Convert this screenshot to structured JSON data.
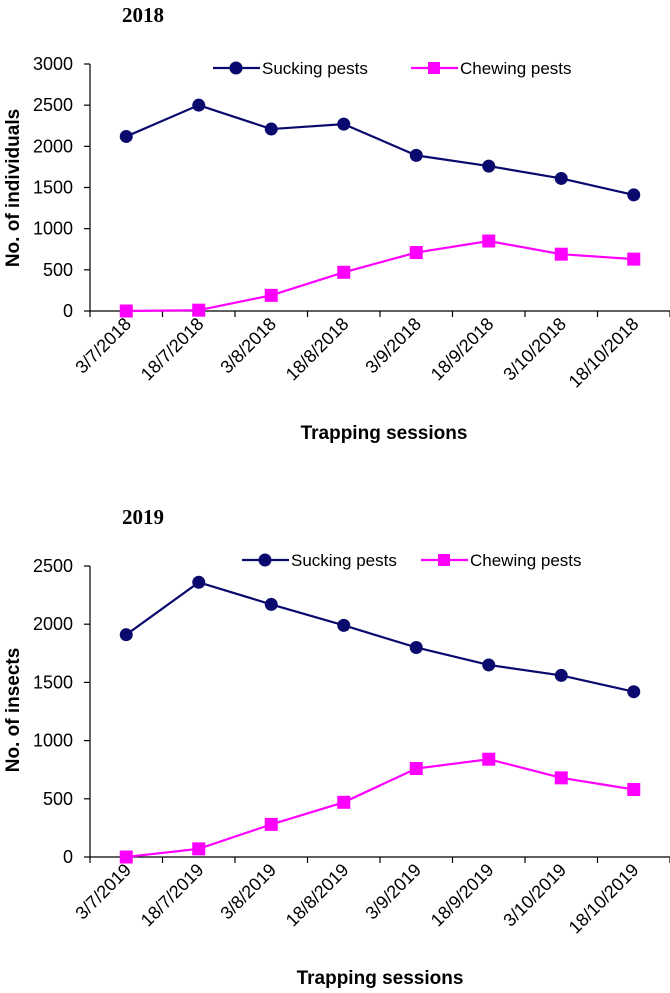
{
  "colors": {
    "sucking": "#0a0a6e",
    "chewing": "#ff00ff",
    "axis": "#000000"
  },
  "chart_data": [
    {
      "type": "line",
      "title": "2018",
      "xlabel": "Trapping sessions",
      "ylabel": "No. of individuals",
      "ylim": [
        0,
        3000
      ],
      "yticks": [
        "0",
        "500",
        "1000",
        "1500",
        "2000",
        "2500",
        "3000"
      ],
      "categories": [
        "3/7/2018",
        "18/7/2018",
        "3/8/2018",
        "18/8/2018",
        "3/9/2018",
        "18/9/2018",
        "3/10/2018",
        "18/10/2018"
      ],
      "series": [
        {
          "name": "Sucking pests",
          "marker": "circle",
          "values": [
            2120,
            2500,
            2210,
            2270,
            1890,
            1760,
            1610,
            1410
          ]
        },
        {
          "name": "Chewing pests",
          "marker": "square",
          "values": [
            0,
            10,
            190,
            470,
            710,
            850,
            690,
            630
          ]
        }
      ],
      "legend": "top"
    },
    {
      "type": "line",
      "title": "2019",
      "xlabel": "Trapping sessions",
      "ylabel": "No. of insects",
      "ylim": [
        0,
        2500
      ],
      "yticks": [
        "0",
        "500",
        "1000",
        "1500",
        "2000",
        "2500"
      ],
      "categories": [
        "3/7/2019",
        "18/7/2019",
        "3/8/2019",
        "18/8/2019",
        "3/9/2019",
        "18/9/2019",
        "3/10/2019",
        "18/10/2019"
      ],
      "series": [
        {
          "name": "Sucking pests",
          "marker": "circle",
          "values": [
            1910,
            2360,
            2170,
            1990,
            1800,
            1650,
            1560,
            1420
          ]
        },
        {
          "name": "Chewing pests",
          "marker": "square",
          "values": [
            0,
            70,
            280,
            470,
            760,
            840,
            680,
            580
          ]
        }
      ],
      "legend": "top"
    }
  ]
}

#### [SHORT TASK]
From the material above, copy each line that includes the word "ylabel".

#### [SOLUTION TO THIS EXERCISE]
      "ylabel": "No. of individuals",
      "ylabel": "No. of insects",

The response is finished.